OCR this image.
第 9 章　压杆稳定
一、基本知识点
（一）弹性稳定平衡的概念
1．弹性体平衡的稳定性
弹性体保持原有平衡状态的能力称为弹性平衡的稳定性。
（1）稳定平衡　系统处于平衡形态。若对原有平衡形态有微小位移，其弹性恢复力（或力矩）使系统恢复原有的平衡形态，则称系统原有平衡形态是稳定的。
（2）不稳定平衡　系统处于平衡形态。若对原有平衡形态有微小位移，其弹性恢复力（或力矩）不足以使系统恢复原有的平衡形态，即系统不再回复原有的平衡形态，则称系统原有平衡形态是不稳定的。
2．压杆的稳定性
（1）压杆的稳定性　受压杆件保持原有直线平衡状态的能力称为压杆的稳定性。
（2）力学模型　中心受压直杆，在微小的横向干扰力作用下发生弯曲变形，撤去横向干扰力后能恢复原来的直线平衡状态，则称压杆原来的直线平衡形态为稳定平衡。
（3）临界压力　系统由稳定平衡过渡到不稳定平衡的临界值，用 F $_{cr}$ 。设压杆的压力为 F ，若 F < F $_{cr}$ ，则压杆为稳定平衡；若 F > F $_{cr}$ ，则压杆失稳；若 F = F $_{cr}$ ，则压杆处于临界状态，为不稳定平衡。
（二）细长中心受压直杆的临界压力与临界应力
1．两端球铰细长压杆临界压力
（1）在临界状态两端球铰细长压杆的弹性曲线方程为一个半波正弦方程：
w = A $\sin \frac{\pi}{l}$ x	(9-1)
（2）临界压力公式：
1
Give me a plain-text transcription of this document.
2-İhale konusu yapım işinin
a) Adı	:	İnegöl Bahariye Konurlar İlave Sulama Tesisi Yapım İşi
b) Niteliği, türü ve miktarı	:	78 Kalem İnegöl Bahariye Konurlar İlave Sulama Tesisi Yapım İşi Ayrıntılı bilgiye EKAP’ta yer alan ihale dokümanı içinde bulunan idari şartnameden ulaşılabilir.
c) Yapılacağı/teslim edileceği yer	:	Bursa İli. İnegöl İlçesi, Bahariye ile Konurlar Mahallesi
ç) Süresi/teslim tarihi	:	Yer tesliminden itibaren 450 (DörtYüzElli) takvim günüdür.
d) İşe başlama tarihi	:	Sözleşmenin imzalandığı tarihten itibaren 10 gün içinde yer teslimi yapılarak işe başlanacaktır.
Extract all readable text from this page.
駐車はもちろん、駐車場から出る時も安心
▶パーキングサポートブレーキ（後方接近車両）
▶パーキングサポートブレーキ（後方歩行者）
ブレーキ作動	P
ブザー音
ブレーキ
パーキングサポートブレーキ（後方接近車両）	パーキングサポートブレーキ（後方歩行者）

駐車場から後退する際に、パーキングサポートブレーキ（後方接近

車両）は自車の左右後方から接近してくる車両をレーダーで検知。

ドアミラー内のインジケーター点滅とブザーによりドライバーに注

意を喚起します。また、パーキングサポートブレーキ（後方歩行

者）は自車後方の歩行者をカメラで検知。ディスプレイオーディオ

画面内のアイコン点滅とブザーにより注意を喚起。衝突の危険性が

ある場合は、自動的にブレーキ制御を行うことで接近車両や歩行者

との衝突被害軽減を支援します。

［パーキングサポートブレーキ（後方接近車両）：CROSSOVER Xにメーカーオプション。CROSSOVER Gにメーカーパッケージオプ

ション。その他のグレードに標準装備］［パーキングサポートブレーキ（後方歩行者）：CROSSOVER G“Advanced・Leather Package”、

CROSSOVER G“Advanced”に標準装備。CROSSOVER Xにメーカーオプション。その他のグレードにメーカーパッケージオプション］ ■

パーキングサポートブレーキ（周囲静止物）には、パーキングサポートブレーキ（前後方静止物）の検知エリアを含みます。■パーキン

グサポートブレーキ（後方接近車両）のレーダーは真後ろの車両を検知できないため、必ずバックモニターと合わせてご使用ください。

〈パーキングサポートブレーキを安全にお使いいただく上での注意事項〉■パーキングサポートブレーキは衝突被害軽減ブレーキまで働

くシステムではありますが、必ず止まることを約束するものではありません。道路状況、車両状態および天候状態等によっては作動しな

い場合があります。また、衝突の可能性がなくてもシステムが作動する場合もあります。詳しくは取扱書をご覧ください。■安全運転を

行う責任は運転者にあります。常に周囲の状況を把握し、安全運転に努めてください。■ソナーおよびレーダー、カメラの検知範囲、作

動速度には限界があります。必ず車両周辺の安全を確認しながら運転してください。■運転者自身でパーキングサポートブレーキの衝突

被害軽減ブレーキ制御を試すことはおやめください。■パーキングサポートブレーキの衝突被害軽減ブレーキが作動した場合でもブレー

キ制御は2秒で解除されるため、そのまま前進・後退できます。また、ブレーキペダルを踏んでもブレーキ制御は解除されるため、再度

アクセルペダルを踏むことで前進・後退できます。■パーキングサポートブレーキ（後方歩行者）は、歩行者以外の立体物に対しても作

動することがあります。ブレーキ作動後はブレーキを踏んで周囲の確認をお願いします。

Stated goal → Please reproduce every line of the material word for word.

Result for this task →
OCR this image.
第 9 章　压杆稳定
一、基本知识点
（一）弹性稳定平衡的概念
1．弹性体平衡的稳定性
弹性体保持原有平衡状态的能力称为弹性平衡的稳定性。
（1）稳定平衡　系统处于平衡形态。若对原有平衡形态有微小位移，其弹性恢复力（或力矩）使系统恢复原有的平衡形态，则称系统原有平衡形态是稳定的。
（2）不稳定平衡　系统处于平衡形态。若对原有平衡形态有微小位移，其弹性恢复力（或力矩）不足以使系统恢复原有的平衡形态，即系统不再回复原有的平衡形态，则称系统原有平衡形态是不稳定的。
2．压杆的稳定性
（1）压杆的稳定性　受压杆件保持原有直线平衡状态的能力称为压杆的稳定性。
（2）力学模型　中心受压直杆，在微小的横向干扰力作用下发生弯曲变形，撤去横向干扰力后能恢复原来的直线平衡状态，则称压杆原来的直线平衡形态为稳定平衡。
（3）临界压力　系统由稳定平衡过渡到不稳定平衡的临界值，用 F $_{cr}$ 。设压杆的压力为 F ，若 F < F $_{cr}$ ，则压杆为稳定平衡；若 F > F $_{cr}$ ，则压杆失稳；若 F = F $_{cr}$ ，则压杆处于临界状态，为不稳定平衡。
（二）细长中心受压直杆的临界压力与临界应力
1．两端球铰细长压杆临界压力
（1）在临界状态两端球铰细长压杆的弹性曲线方程为一个半波正弦方程：
w = A $\sin \frac{\pi}{l}$ x	(9-1)
（2）临界压力公式：
1
Give me a plain-text transcription of this document.
2-İhale konusu yapım işinin
a) Adı	:	İnegöl Bahariye Konurlar İlave Sulama Tesisi Yapım İşi
b) Niteliği, türü ve miktarı	:	78 Kalem İnegöl Bahariye Konurlar İlave Sulama Tesisi Yapım İşi Ayrıntılı bilgiye EKAP’ta yer alan ihale dokümanı içinde bulunan idari şartnameden ulaşılabilir.
c) Yapılacağı/teslim edileceği yer	:	Bursa İli. İnegöl İlçesi, Bahariye ile Konurlar Mahallesi
ç) Süresi/teslim tarihi	:	Yer tesliminden itibaren 450 (DörtYüzElli) takvim günüdür.
d) İşe başlama tarihi	:	Sözleşmenin imzalandığı tarihten itibaren 10 gün içinde yer teslimi yapılarak işe başlanacaktır.
Extract all readable text from this page.
駐車はもちろん、駐車場から出る時も安心
▶パーキングサポートブレーキ（後方接近車両）
▶パーキングサポートブレーキ（後方歩行者）
ブレーキ作動	P
ブザー音
ブレーキ
パーキングサポートブレーキ（後方接近車両）	パーキングサポートブレーキ（後方歩行者）

駐車場から後退する際に、パーキングサポートブレーキ（後方接近

車両）は自車の左右後方から接近してくる車両をレーダーで検知。

ドアミラー内のインジケーター点滅とブザーによりドライバーに注

意を喚起します。また、パーキングサポートブレーキ（後方歩行

者）は自車後方の歩行者をカメラで検知。ディスプレイオーディオ

画面内のアイコン点滅とブザーにより注意を喚起。衝突の危険性が

ある場合は、自動的にブレーキ制御を行うことで接近車両や歩行者

との衝突被害軽減を支援します。

［パーキングサポートブレーキ（後方接近車両）：CROSSOVER Xにメーカーオプション。CROSSOVER Gにメーカーパッケージオプ

ション。その他のグレードに標準装備］［パーキングサポートブレーキ（後方歩行者）：CROSSOVER G“Advanced・Leather Package”、

CROSSOVER G“Advanced”に標準装備。CROSSOVER Xにメーカーオプション。その他のグレードにメーカーパッケージオプション］ ■

パーキングサポートブレーキ（周囲静止物）には、パーキングサポートブレーキ（前後方静止物）の検知エリアを含みます。■パーキン

グサポートブレーキ（後方接近車両）のレーダーは真後ろの車両を検知できないため、必ずバックモニターと合わせてご使用ください。

〈パーキングサポートブレーキを安全にお使いいただく上での注意事項〉■パーキングサポートブレーキは衝突被害軽減ブレーキまで働

くシステムではありますが、必ず止まることを約束するものではありません。道路状況、車両状態および天候状態等によっては作動しな

い場合があります。また、衝突の可能性がなくてもシステムが作動する場合もあります。詳しくは取扱書をご覧ください。■安全運転を

行う責任は運転者にあります。常に周囲の状況を把握し、安全運転に努めてください。■ソナーおよびレーダー、カメラの検知範囲、作

動速度には限界があります。必ず車両周辺の安全を確認しながら運転してください。■運転者自身でパーキングサポートブレーキの衝突

被害軽減ブレーキ制御を試すことはおやめください。■パーキングサポートブレーキの衝突被害軽減ブレーキが作動した場合でもブレー

キ制御は2秒で解除されるため、そのまま前進・後退できます。また、ブレーキペダルを踏んでもブレーキ制御は解除されるため、再度

アクセルペダルを踏むことで前進・後退できます。■パーキングサポートブレーキ（後方歩行者）は、歩行者以外の立体物に対しても作

動することがあります。ブレーキ作動後はブレーキを踏んで周囲の確認をお願いします。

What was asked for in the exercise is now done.